## WHAT THIS TASK INVOLVES
Copy out every line that contains the word "aparecer".

## SUPPLIED DATA
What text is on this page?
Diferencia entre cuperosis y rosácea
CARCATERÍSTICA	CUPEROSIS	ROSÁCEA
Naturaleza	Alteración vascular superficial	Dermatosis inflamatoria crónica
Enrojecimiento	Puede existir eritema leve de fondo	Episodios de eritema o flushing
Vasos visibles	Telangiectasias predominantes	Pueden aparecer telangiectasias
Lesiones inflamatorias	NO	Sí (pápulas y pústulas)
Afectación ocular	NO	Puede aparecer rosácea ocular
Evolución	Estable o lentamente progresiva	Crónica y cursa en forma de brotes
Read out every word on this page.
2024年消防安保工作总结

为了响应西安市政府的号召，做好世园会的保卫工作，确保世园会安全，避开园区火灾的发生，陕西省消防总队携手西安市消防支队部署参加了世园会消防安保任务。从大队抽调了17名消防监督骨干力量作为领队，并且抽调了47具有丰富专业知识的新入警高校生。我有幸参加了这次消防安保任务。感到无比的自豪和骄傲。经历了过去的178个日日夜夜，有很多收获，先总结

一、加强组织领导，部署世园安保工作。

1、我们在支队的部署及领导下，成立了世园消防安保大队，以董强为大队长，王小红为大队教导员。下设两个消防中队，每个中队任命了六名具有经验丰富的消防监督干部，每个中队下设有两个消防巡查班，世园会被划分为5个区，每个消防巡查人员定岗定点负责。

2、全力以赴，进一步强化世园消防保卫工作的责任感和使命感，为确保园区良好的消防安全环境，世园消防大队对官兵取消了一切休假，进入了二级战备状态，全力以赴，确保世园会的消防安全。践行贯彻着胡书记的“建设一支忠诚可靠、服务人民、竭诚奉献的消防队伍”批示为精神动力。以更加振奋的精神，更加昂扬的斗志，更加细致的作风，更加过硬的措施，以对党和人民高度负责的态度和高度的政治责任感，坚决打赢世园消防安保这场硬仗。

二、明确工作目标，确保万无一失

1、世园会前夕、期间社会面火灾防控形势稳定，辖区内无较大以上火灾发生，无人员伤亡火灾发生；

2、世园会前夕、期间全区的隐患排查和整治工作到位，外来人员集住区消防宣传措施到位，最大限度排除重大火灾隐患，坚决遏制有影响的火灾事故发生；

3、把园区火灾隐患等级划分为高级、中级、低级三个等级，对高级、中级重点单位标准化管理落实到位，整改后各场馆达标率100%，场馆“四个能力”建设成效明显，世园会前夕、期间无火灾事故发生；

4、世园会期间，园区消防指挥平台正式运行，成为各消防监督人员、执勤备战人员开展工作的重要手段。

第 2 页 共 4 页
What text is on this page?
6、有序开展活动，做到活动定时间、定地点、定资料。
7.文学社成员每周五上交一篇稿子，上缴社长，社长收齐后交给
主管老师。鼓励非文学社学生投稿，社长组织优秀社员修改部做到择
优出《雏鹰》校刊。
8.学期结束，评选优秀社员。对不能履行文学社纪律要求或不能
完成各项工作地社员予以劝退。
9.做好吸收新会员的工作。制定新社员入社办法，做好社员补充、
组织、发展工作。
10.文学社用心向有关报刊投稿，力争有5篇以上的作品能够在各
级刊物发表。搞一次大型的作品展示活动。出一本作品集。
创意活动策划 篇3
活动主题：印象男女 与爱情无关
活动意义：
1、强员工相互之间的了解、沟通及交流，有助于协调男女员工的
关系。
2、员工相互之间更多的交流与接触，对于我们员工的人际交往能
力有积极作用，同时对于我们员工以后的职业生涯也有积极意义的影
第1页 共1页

## SOLVED EXERCISE
Vasos visibles	Telangiectasias predominantes	Pueden aparecer telangiectasias
Afectación ocular	NO	Puede aparecer rosácea ocular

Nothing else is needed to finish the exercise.